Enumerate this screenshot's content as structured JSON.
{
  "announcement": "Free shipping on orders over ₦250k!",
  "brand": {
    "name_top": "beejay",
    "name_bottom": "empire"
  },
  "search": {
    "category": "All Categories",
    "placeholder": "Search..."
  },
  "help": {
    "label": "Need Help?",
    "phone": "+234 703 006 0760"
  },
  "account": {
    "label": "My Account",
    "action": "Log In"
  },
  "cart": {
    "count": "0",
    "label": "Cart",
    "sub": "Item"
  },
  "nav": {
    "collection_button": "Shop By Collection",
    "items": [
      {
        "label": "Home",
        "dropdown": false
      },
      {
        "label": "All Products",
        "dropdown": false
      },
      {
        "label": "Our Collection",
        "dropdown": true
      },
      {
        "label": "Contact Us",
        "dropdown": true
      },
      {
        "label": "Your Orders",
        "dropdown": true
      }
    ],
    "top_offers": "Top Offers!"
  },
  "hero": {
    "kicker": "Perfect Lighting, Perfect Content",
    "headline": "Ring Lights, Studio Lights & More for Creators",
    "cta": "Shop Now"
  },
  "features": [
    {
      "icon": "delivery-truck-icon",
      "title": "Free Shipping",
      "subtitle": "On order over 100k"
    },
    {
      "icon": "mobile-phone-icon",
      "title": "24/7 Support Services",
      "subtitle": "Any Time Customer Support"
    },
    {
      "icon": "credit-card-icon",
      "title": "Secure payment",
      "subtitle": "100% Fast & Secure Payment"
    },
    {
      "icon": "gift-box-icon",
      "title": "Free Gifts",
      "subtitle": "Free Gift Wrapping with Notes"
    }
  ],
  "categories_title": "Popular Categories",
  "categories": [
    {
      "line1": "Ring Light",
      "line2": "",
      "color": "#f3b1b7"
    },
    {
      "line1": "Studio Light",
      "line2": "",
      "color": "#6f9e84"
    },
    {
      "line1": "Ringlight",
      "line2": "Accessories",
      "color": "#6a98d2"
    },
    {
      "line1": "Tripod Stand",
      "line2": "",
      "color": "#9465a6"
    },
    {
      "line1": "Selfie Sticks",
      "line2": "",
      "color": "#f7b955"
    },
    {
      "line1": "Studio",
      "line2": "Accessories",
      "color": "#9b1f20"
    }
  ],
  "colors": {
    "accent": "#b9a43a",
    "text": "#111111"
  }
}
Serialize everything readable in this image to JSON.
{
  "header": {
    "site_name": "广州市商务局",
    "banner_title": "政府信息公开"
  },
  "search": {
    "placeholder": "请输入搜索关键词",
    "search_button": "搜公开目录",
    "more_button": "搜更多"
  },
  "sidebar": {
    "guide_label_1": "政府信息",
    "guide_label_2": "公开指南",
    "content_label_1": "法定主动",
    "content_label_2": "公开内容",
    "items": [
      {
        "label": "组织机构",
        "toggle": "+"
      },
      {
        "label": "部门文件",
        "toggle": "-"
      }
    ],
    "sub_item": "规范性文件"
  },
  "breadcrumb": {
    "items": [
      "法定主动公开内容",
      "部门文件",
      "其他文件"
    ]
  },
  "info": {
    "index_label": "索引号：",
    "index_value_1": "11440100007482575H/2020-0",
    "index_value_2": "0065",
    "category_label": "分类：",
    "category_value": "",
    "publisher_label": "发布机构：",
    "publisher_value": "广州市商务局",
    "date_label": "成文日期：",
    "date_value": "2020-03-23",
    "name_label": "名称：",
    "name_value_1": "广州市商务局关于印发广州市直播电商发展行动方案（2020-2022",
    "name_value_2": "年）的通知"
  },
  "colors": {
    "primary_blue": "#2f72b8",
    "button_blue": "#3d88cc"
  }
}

:::::

#### Task to complete:
Extract the full set of entries word for word.

#### Solution to the problem:
Enumerate this screenshot's content as structured JSON.
{
  "announcement": "Free shipping on orders over ₦250k!",
  "brand": {
    "name_top": "beejay",
    "name_bottom": "empire"
  },
  "search": {
    "category": "All Categories",
    "placeholder": "Search..."
  },
  "help": {
    "label": "Need Help?",
    "phone": "+234 703 006 0760"
  },
  "account": {
    "label": "My Account",
    "action": "Log In"
  },
  "cart": {
    "count": "0",
    "label": "Cart",
    "sub": "Item"
  },
  "nav": {
    "collection_button": "Shop By Collection",
    "items": [
      {
        "label": "Home",
        "dropdown": false
      },
      {
        "label": "All Products",
        "dropdown": false
      },
      {
        "label": "Our Collection",
        "dropdown": true
      },
      {
        "label": "Contact Us",
        "dropdown": true
      },
      {
        "label": "Your Orders",
        "dropdown": true
      }
    ],
    "top_offers": "Top Offers!"
  },
  "hero": {
    "kicker": "Perfect Lighting, Perfect Content",
    "headline": "Ring Lights, Studio Lights & More for Creators",
    "cta": "Shop Now"
  },
  "features": [
    {
      "icon": "delivery-truck-icon",
      "title": "Free Shipping",
      "subtitle": "On order over 100k"
    },
    {
      "icon": "mobile-phone-icon",
      "title": "24/7 Support Services",
      "subtitle": "Any Time Customer Support"
    },
    {
      "icon": "credit-card-icon",
      "title": "Secure payment",
      "subtitle": "100% Fast & Secure Payment"
    },
    {
      "icon": "gift-box-icon",
      "title": "Free Gifts",
      "subtitle": "Free Gift Wrapping with Notes"
    }
  ],
  "categories_title": "Popular Categories",
  "categories": [
    {
      "line1": "Ring Light",
      "line2": "",
      "color": "#f3b1b7"
    },
    {
      "line1": "Studio Light",
      "line2": "",
      "color": "#6f9e84"
    },
    {
      "line1": "Ringlight",
      "line2": "Accessories",
      "color": "#6a98d2"
    },
    {
      "line1": "Tripod Stand",
      "line2": "",
      "color": "#9465a6"
    },
    {
      "line1": "Selfie Sticks",
      "line2": "",
      "color": "#f7b955"
    },
    {
      "line1": "Studio",
      "line2": "Accessories",
      "color": "#9b1f20"
    }
  ],
  "colors": {
    "accent": "#b9a43a",
    "text": "#111111"
  }
}
Serialize everything readable in this image to JSON.
{
  "header": {
    "site_name": "广州市商务局",
    "banner_title": "政府信息公开"
  },
  "search": {
    "placeholder": "请输入搜索关键词",
    "search_button": "搜公开目录",
    "more_button": "搜更多"
  },
  "sidebar": {
    "guide_label_1": "政府信息",
    "guide_label_2": "公开指南",
    "content_label_1": "法定主动",
    "content_label_2": "公开内容",
    "items": [
      {
        "label": "组织机构",
        "toggle": "+"
      },
      {
        "label": "部门文件",
        "toggle": "-"
      }
    ],
    "sub_item": "规范性文件"
  },
  "breadcrumb": {
    "items": [
      "法定主动公开内容",
      "部门文件",
      "其他文件"
    ]
  },
  "info": {
    "index_label": "索引号：",
    "index_value_1": "11440100007482575H/2020-0",
    "index_value_2": "0065",
    "category_label": "分类：",
    "category_value": "",
    "publisher_label": "发布机构：",
    "publisher_value": "广州市商务局",
    "date_label": "成文日期：",
    "date_value": "2020-03-23",
    "name_label": "名称：",
    "name_value_1": "广州市商务局关于印发广州市直播电商发展行动方案（2020-2022",
    "name_value_2": "年）的通知"
  },
  "colors": {
    "primary_blue": "#2f72b8",
    "button_blue": "#3d88cc"
  }
}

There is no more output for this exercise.